#### [Data supplied]
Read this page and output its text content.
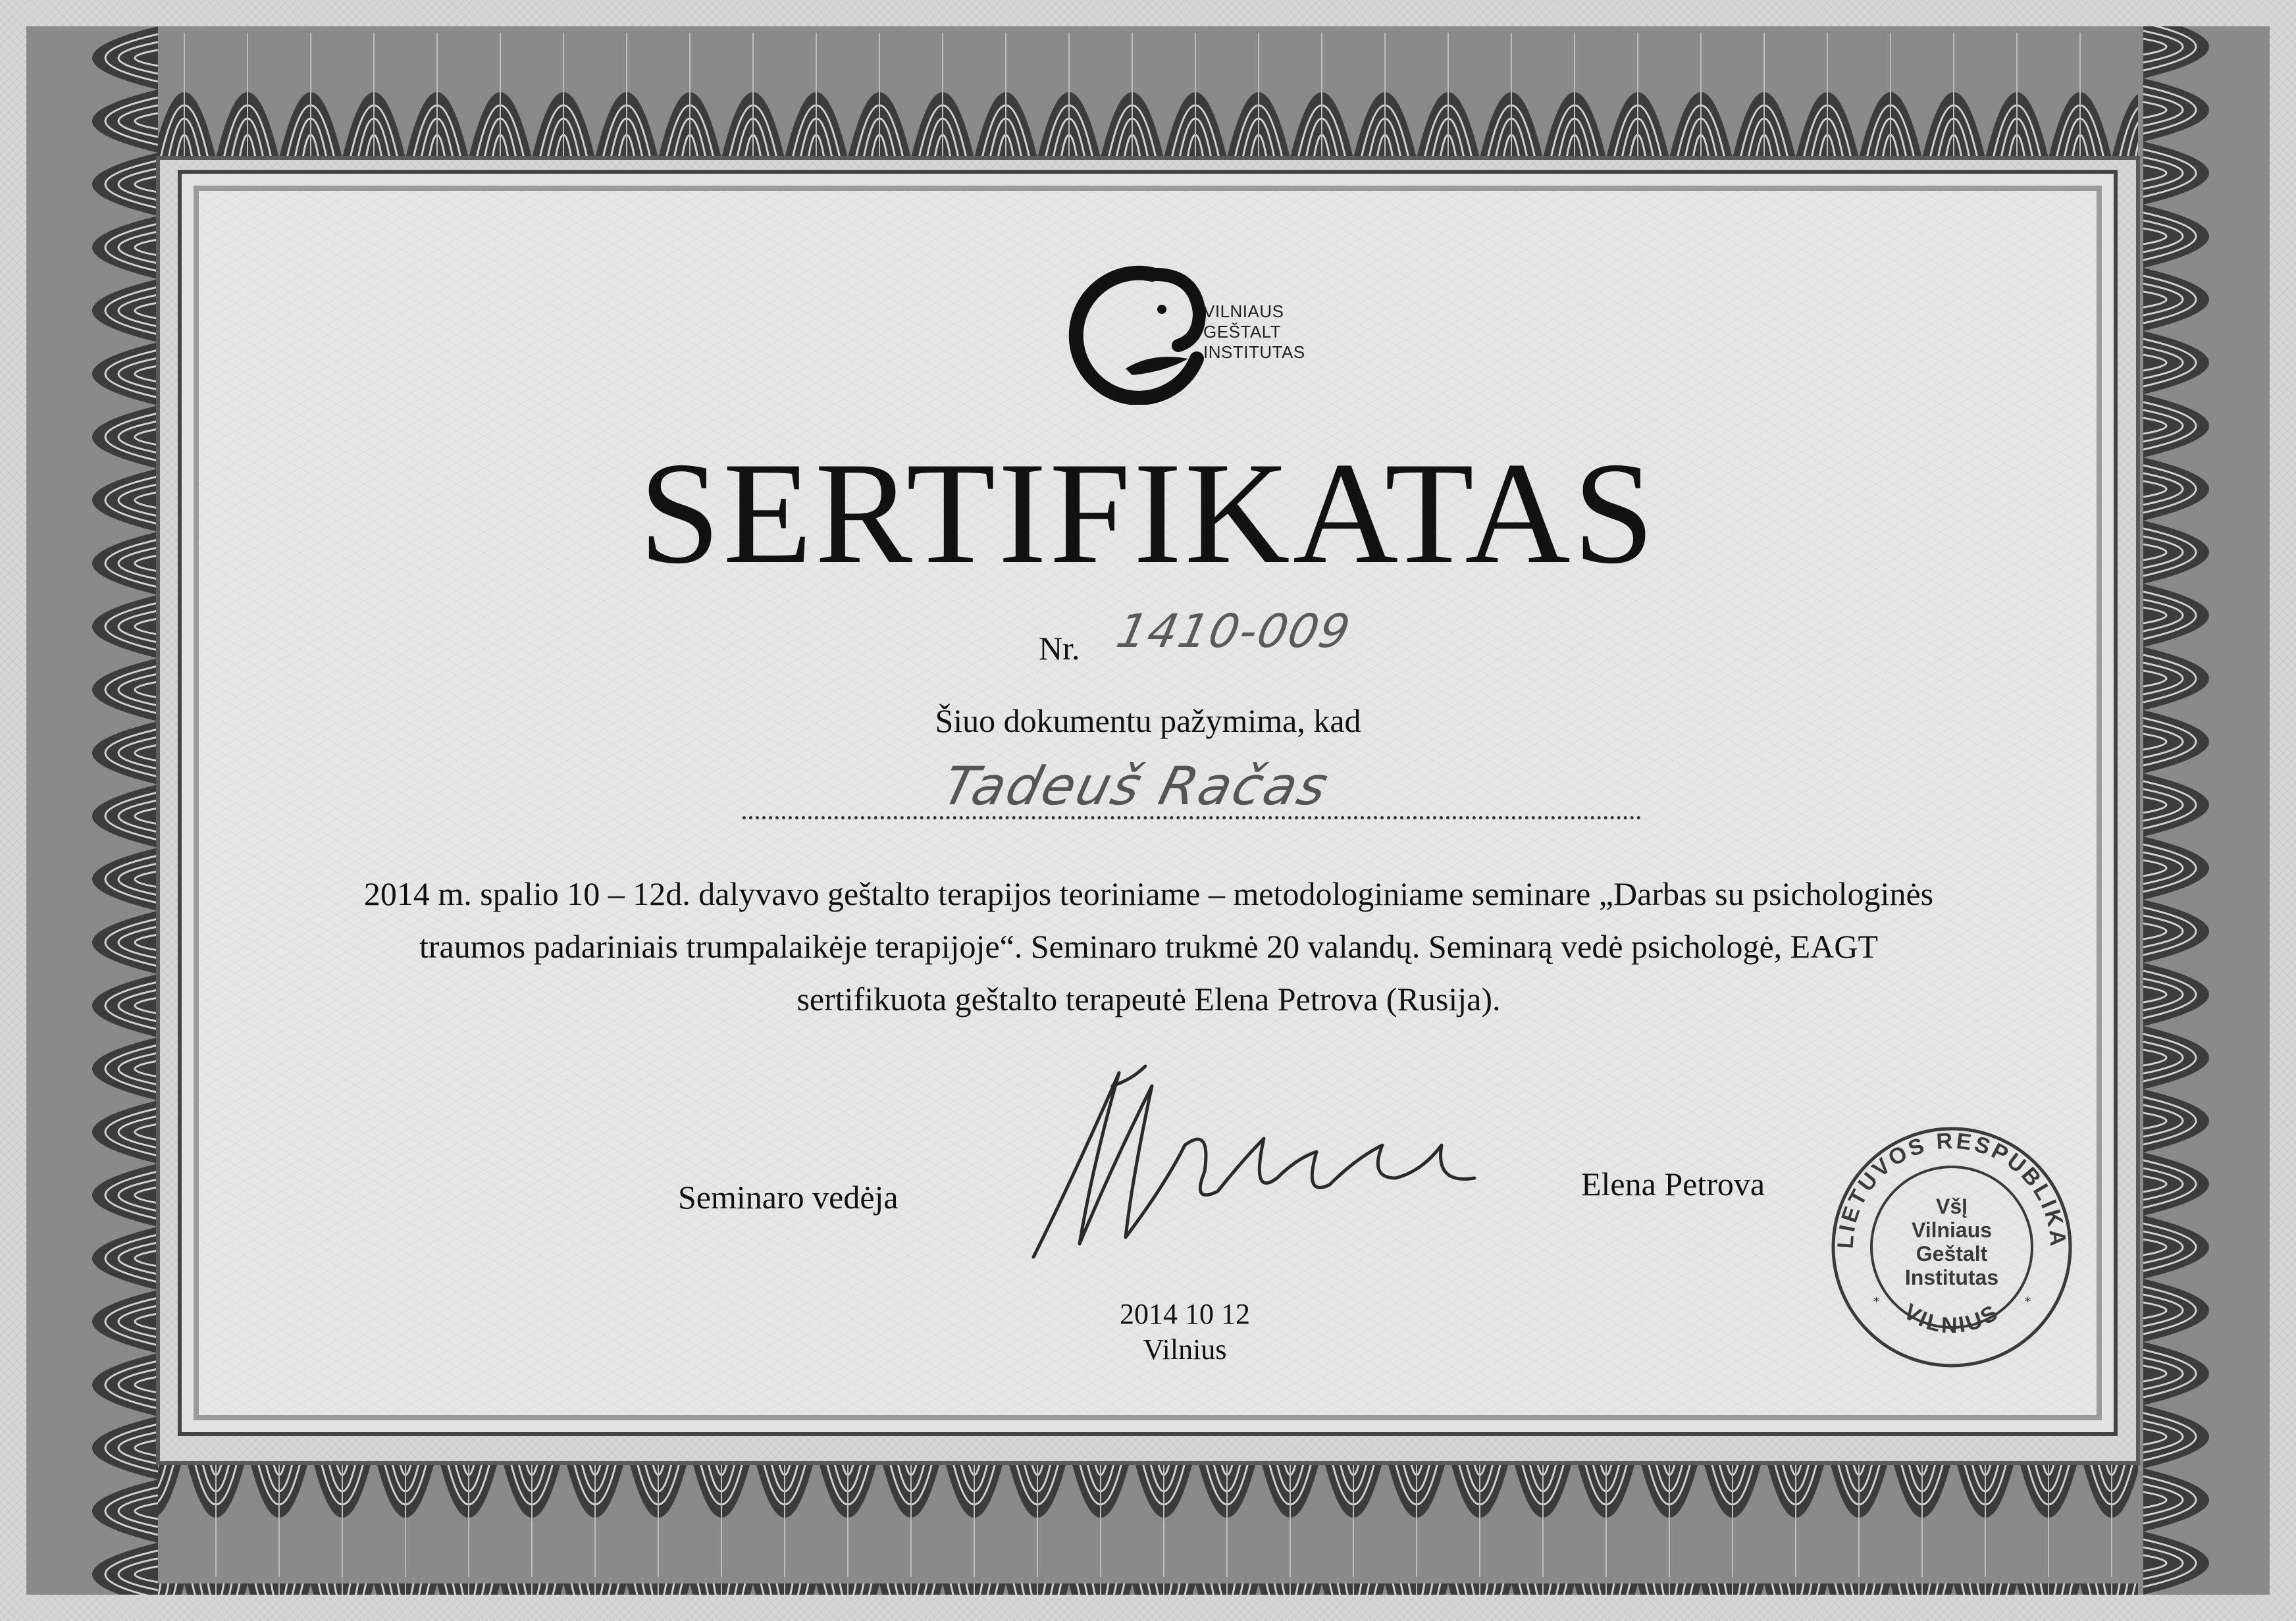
VILNIAUS
GEŠTALT
INSTITUTAS
SERTIFIKATAS
Nr. 1410-009
Šiuo dokumentu pažymima, kad
Tadeuš Račas
2014 m. spalio 10 – 12d. dalyvavo geštalto terapijos teoriniame – metodologiniame seminare „Darbas su psichologinės
traumos padariniais trumpalaikėje terapijoje“. Seminaro trukmė 20 valandų. Seminarą vedė psichologė, EAGT
sertifikuota geštalto terapeutė Elena Petrova (Rusija).
Seminaro vedėja	Elena Petrova
2014 10 12
Vilnius
LIETUVOS RESPUBLIKA
VILNIUS
*	*
VšĮ
Vilniaus
Geštalt
Institutas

#### [Goal]
Where a line contains the string "Petrova", extract that line.

#### [Answer to this exercise]
sertifikuota geštalto terapeutė Elena Petrova (Rusija).
Seminaro vedėja	Elena Petrova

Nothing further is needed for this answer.